(Do this)
Select the lines that hold the word "title" and copy each one.

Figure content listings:
------------------------------------------------------------------------
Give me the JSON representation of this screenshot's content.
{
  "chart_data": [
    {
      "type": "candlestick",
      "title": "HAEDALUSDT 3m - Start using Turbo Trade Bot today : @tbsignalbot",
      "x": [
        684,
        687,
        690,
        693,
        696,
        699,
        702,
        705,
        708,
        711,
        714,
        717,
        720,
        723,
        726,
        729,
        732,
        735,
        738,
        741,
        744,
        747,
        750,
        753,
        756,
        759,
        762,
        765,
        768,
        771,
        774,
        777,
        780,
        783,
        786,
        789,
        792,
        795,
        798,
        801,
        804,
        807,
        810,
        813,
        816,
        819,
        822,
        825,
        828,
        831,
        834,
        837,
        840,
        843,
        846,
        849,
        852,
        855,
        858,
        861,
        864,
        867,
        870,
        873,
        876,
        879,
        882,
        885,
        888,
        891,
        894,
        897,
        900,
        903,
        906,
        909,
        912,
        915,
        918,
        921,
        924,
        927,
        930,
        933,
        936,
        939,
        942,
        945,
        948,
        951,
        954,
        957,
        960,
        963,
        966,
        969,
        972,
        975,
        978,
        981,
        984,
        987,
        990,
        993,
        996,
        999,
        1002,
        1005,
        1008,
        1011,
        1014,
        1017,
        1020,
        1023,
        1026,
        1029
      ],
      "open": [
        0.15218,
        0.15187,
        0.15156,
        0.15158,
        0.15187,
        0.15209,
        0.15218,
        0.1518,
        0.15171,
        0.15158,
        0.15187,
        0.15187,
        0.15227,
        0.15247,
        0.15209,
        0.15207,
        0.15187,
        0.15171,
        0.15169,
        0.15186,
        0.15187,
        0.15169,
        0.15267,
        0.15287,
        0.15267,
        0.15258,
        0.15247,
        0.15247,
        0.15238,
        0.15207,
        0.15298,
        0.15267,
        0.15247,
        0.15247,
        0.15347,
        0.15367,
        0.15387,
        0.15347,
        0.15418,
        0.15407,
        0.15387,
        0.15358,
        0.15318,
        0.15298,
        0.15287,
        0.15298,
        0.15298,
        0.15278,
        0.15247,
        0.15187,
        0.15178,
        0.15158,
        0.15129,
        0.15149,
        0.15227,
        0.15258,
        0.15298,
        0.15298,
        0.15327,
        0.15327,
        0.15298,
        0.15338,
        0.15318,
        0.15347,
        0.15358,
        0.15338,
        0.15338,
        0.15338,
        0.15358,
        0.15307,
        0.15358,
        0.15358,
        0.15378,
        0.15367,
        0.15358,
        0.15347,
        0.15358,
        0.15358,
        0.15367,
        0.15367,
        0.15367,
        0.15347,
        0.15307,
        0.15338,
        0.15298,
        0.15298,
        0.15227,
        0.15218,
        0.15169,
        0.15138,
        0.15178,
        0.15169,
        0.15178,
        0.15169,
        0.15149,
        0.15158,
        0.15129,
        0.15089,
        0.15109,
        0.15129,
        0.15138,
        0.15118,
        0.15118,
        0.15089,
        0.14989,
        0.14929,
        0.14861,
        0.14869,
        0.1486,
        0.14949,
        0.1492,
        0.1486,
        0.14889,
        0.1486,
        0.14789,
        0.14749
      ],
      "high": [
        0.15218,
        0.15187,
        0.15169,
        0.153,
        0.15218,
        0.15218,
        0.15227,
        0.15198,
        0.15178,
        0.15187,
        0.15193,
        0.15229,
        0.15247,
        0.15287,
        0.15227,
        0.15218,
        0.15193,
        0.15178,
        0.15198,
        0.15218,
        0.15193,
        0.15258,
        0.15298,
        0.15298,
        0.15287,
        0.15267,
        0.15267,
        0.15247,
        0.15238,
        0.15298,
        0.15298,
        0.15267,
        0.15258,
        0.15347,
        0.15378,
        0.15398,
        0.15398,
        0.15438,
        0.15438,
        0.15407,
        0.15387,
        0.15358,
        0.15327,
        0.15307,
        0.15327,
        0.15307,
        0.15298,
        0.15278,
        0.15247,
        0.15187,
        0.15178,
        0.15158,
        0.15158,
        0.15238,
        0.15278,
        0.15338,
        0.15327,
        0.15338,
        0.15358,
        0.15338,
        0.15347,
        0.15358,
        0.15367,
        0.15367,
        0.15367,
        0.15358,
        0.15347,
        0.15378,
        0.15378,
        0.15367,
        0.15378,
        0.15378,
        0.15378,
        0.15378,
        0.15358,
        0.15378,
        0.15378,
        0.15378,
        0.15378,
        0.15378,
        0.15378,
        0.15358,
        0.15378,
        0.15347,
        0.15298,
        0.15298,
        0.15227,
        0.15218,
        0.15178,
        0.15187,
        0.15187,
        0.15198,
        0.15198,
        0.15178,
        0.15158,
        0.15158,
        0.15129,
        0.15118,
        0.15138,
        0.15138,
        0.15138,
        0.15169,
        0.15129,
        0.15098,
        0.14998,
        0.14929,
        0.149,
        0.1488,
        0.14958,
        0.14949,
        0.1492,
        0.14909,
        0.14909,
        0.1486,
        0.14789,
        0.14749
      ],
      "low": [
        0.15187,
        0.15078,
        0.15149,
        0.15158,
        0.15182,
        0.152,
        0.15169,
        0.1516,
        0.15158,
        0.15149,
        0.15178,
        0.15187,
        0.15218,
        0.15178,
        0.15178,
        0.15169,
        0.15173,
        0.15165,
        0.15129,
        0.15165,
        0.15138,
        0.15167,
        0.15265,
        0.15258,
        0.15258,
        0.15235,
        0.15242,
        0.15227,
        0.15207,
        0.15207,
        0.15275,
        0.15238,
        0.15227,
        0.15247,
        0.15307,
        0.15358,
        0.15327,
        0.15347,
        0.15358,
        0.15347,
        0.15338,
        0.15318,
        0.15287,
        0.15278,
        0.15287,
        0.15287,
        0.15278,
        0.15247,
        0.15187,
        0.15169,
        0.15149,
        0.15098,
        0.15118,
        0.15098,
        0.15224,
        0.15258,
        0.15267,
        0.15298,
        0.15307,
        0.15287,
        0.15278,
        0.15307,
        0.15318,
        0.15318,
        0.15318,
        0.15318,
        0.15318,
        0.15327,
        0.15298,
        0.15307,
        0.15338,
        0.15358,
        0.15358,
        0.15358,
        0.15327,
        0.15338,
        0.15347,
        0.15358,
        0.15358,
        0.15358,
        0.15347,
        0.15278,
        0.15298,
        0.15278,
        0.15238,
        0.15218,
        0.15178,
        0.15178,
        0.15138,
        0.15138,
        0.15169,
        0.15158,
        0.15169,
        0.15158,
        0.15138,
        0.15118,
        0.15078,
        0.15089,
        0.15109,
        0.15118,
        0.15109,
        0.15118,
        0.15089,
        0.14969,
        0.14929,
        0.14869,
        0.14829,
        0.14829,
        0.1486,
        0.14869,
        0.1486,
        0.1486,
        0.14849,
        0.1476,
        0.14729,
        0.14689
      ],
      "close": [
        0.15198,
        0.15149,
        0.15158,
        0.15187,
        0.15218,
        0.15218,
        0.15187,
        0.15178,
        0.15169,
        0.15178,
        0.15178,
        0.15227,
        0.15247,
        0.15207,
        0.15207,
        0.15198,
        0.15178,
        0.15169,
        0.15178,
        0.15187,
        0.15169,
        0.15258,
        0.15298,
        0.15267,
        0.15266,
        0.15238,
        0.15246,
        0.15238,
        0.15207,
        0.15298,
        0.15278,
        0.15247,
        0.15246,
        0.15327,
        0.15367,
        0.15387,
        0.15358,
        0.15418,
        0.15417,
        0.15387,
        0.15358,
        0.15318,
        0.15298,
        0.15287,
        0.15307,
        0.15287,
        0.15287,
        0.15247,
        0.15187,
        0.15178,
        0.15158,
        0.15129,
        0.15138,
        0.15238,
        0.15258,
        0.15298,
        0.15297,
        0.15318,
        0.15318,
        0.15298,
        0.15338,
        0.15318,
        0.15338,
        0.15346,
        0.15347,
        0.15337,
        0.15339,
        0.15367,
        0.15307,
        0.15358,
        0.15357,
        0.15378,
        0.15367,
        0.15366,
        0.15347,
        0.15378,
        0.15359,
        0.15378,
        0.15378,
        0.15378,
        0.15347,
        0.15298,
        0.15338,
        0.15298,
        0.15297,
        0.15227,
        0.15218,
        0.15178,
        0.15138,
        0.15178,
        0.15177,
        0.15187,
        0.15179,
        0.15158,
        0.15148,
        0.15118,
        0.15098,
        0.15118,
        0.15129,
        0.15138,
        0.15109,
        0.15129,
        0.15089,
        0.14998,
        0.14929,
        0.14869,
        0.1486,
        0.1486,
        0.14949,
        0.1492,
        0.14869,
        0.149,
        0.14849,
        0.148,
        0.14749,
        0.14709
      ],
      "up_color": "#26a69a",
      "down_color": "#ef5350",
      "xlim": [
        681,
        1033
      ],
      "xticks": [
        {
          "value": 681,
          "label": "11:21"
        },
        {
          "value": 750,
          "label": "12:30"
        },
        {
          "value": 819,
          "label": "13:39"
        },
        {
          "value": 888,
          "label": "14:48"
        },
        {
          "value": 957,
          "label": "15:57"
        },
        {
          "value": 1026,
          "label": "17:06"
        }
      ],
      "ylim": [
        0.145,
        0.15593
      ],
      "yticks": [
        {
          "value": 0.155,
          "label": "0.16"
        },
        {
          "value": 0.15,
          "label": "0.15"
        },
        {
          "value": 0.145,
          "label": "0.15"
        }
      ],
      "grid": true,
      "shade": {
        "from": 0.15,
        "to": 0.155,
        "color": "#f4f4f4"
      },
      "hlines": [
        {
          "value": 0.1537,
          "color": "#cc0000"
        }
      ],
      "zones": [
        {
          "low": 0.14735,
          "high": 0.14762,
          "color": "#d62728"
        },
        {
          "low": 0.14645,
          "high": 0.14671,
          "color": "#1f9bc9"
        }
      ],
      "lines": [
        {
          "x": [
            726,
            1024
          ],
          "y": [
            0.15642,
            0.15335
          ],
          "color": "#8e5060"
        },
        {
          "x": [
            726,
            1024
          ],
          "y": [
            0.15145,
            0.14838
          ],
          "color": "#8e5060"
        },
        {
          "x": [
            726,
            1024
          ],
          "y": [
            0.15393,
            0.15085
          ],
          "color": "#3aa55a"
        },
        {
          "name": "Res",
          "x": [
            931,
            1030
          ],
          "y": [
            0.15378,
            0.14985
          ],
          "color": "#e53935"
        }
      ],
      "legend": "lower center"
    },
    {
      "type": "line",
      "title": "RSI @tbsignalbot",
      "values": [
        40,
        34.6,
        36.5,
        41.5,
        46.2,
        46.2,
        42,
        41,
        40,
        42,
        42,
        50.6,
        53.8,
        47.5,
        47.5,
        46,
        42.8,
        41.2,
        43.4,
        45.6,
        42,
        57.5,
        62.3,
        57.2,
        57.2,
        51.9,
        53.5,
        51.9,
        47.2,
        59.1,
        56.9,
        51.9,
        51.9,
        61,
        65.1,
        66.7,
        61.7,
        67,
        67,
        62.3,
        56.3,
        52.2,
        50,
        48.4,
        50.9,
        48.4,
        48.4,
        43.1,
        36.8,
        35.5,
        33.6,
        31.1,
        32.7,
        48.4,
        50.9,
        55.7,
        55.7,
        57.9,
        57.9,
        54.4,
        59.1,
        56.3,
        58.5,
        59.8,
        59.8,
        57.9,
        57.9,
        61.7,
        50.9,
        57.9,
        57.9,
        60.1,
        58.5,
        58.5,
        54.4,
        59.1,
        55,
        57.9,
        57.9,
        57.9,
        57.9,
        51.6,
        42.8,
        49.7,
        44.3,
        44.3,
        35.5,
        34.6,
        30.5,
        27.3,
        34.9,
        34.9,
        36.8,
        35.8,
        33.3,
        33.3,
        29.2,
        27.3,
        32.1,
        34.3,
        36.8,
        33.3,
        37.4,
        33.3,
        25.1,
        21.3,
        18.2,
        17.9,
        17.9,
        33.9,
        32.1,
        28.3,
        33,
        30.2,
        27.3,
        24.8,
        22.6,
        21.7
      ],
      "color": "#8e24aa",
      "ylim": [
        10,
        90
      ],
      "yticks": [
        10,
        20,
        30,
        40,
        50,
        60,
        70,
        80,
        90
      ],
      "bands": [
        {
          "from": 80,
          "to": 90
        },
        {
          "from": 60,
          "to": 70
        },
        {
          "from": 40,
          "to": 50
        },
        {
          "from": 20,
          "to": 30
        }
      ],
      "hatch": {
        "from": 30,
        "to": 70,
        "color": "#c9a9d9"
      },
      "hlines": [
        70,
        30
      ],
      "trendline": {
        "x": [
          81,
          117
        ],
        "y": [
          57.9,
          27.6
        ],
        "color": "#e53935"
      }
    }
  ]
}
------------------------------------------------------------------------
(Written answer)
      "title": "HAEDALUSDT 3m - Start using Turbo Trade Bot today : @tbsignalbot",
      "title": "RSI @tbsignalbot",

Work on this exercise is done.